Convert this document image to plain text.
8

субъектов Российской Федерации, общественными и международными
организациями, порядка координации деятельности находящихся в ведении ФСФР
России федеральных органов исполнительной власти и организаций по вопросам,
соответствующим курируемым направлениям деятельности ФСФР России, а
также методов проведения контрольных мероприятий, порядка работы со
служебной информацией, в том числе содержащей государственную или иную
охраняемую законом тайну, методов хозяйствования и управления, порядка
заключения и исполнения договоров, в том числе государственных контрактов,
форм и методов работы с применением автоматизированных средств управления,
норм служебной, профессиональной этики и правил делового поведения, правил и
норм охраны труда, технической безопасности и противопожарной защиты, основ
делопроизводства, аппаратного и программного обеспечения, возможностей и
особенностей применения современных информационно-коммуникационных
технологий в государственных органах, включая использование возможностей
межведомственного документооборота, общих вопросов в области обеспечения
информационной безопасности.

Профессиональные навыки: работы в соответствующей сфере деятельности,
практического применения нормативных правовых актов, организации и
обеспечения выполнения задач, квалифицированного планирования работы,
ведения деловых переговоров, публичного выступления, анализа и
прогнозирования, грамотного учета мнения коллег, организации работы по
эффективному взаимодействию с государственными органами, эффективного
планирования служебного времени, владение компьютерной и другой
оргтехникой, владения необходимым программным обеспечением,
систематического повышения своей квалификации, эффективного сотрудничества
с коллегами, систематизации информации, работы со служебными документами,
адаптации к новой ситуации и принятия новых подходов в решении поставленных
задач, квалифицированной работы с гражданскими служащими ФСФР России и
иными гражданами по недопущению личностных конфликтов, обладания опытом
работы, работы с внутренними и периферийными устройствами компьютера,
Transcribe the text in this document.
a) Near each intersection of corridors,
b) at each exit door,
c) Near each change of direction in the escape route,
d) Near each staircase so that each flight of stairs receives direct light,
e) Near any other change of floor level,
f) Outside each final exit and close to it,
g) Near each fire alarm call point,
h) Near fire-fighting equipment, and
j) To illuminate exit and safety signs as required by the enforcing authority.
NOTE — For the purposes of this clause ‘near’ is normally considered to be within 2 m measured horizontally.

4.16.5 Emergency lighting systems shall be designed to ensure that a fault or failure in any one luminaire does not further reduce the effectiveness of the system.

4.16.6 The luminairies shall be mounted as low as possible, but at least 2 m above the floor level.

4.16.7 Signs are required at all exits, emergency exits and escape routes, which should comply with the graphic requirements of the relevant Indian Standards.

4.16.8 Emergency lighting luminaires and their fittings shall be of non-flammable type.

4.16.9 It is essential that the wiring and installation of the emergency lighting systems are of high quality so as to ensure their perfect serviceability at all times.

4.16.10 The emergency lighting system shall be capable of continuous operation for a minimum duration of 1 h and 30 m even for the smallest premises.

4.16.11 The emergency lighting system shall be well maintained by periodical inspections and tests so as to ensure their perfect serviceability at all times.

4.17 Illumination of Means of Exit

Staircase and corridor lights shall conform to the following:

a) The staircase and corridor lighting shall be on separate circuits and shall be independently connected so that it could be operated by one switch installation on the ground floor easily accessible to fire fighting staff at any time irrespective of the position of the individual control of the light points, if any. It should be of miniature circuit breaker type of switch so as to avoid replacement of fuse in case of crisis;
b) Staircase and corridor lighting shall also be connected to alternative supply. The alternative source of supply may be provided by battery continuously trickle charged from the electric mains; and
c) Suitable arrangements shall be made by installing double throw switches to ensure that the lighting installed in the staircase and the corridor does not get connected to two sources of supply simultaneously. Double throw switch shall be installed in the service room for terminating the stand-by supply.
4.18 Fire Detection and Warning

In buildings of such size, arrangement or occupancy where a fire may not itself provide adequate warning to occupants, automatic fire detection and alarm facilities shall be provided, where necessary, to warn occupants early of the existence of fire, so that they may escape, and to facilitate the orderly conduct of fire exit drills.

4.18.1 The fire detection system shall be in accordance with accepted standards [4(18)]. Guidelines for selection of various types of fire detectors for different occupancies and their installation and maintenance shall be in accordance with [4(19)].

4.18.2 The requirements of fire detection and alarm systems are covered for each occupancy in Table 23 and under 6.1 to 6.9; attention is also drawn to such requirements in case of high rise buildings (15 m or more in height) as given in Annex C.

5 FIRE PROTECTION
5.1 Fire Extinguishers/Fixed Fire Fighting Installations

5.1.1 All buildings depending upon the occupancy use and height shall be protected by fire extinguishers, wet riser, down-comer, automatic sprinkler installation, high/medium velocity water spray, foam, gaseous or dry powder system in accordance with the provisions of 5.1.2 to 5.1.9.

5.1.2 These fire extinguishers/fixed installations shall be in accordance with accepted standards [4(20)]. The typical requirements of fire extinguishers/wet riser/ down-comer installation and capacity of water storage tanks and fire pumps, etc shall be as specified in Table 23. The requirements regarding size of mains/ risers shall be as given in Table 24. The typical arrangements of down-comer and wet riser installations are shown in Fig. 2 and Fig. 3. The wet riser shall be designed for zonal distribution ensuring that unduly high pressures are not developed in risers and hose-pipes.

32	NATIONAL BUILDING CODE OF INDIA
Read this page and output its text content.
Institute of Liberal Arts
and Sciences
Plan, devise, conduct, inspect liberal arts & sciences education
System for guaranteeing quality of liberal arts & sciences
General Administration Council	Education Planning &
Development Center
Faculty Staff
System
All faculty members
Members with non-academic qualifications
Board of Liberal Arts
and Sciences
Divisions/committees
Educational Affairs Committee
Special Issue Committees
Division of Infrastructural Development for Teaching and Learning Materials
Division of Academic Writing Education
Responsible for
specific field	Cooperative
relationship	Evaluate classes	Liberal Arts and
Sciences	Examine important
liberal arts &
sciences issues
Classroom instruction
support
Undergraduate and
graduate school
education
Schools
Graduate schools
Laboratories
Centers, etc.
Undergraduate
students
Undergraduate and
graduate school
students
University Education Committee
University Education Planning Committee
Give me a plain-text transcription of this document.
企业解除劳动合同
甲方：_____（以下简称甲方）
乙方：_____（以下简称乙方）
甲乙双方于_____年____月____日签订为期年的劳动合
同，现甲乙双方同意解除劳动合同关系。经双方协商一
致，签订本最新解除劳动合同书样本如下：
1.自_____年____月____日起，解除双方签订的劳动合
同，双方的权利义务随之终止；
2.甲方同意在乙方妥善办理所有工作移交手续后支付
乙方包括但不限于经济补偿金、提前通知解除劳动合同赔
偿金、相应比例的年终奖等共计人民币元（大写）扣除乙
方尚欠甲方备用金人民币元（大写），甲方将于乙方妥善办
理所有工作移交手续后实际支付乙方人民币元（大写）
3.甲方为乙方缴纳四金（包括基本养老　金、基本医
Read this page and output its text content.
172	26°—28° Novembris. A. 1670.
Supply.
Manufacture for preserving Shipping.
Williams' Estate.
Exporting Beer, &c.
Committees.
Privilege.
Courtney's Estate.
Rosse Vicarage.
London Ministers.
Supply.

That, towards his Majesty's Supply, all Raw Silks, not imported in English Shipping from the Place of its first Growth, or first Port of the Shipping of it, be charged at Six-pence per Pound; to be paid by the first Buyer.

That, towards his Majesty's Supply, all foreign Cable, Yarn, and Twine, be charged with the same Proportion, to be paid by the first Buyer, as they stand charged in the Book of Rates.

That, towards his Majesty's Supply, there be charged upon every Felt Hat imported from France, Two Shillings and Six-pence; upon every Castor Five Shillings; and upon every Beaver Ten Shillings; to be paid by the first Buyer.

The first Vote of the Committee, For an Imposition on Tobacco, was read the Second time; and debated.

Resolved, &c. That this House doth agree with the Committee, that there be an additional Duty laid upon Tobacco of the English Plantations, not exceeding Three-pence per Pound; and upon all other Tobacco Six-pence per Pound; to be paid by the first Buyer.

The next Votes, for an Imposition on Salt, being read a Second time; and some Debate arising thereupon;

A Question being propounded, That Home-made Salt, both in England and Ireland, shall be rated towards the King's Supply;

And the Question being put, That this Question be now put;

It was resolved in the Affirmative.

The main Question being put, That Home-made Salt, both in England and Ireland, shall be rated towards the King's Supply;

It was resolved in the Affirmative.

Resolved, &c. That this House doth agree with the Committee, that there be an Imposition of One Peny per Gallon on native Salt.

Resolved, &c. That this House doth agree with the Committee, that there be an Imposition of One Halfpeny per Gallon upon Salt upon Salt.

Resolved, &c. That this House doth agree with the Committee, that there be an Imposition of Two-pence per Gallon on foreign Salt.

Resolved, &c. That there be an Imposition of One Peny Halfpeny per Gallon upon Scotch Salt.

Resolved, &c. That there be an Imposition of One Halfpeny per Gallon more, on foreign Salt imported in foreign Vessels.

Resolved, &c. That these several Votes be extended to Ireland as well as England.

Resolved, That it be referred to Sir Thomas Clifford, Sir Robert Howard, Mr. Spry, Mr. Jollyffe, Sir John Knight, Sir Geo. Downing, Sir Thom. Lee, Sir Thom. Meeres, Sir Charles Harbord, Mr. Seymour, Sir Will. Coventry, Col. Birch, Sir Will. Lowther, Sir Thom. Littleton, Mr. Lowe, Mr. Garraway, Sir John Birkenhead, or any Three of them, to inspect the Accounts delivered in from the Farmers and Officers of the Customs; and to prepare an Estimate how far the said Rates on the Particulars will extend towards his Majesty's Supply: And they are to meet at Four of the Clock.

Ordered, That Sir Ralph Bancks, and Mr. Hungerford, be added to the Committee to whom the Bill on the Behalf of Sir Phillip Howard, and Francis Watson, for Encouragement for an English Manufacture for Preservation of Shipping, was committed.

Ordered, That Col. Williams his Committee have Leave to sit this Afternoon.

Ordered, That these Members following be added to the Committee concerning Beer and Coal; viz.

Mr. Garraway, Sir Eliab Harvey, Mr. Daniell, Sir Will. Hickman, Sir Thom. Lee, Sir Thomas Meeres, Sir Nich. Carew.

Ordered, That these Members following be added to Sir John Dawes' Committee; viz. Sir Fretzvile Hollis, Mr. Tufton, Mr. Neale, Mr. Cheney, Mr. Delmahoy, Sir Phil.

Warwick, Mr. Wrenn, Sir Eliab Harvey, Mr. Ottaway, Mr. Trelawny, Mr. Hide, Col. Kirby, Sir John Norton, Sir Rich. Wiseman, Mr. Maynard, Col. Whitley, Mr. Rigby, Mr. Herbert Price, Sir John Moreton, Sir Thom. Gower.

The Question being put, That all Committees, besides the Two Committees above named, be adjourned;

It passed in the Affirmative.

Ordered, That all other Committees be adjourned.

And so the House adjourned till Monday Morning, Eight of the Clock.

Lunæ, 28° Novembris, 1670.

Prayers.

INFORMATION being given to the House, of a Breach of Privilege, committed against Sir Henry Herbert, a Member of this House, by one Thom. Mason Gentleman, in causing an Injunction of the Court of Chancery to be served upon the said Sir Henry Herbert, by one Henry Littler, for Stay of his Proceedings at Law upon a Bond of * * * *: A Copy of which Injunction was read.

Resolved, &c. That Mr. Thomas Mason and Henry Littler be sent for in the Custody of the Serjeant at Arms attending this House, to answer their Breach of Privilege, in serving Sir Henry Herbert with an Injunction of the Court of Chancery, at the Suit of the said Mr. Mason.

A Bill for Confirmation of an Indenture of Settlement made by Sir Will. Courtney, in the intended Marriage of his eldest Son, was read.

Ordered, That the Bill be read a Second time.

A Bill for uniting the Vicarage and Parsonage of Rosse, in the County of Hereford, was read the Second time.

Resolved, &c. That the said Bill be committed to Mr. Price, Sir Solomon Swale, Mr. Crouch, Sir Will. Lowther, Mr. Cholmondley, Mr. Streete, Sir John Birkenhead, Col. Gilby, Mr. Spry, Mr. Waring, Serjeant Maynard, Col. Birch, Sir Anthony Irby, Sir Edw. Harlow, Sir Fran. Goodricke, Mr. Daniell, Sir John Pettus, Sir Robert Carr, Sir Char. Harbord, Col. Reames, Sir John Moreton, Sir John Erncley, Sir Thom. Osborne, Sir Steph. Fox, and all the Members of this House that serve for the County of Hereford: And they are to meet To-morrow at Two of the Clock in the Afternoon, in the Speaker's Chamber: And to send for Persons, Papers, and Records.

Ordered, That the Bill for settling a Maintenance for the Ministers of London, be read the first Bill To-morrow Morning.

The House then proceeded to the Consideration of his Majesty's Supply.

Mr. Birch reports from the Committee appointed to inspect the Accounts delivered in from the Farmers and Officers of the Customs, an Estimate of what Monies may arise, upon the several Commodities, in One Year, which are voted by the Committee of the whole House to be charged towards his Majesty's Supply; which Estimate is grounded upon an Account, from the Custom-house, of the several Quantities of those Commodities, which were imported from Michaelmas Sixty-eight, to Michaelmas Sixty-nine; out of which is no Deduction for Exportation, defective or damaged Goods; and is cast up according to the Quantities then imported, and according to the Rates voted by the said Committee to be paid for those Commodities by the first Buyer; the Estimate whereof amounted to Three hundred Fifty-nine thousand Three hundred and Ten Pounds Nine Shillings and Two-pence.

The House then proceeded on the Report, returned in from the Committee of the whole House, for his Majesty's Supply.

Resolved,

-----

**Directions for this task**
Compute the number of lines above that contain the string "задач". Reply with that value only.

**Task response**
2